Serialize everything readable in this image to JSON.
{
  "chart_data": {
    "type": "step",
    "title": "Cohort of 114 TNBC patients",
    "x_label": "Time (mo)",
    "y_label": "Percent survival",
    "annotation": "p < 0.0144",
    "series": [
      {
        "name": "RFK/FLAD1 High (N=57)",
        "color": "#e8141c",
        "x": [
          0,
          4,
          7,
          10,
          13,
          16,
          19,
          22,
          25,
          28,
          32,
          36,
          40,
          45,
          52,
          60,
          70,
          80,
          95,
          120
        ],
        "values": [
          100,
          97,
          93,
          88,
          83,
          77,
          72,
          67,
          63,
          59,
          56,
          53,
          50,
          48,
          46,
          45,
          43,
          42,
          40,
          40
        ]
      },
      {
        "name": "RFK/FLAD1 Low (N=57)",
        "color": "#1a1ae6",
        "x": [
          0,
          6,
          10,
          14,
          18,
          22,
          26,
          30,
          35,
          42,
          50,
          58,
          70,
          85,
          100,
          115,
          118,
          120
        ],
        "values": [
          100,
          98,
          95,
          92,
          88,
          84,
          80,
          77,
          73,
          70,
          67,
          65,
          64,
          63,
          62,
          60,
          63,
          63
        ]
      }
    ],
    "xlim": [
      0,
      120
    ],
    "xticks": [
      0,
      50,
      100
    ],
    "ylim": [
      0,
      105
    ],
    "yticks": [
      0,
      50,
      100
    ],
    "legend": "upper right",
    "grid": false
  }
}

Work task — An exact copy of all the material is what is needed.

Solution for this task —
Serialize everything readable in this image to JSON.
{
  "chart_data": {
    "type": "step",
    "title": "Cohort of 114 TNBC patients",
    "x_label": "Time (mo)",
    "y_label": "Percent survival",
    "annotation": "p < 0.0144",
    "series": [
      {
        "name": "RFK/FLAD1 High (N=57)",
        "color": "#e8141c",
        "x": [
          0,
          4,
          7,
          10,
          13,
          16,
          19,
          22,
          25,
          28,
          32,
          36,
          40,
          45,
          52,
          60,
          70,
          80,
          95,
          120
        ],
        "values": [
          100,
          97,
          93,
          88,
          83,
          77,
          72,
          67,
          63,
          59,
          56,
          53,
          50,
          48,
          46,
          45,
          43,
          42,
          40,
          40
        ]
      },
      {
        "name": "RFK/FLAD1 Low (N=57)",
        "color": "#1a1ae6",
        "x": [
          0,
          6,
          10,
          14,
          18,
          22,
          26,
          30,
          35,
          42,
          50,
          58,
          70,
          85,
          100,
          115,
          118,
          120
        ],
        "values": [
          100,
          98,
          95,
          92,
          88,
          84,
          80,
          77,
          73,
          70,
          67,
          65,
          64,
          63,
          62,
          60,
          63,
          63
        ]
      }
    ],
    "xlim": [
      0,
      120
    ],
    "xticks": [
      0,
      50,
      100
    ],
    "ylim": [
      0,
      105
    ],
    "yticks": [
      0,
      50,
      100
    ],
    "legend": "upper right",
    "grid": false
  }
}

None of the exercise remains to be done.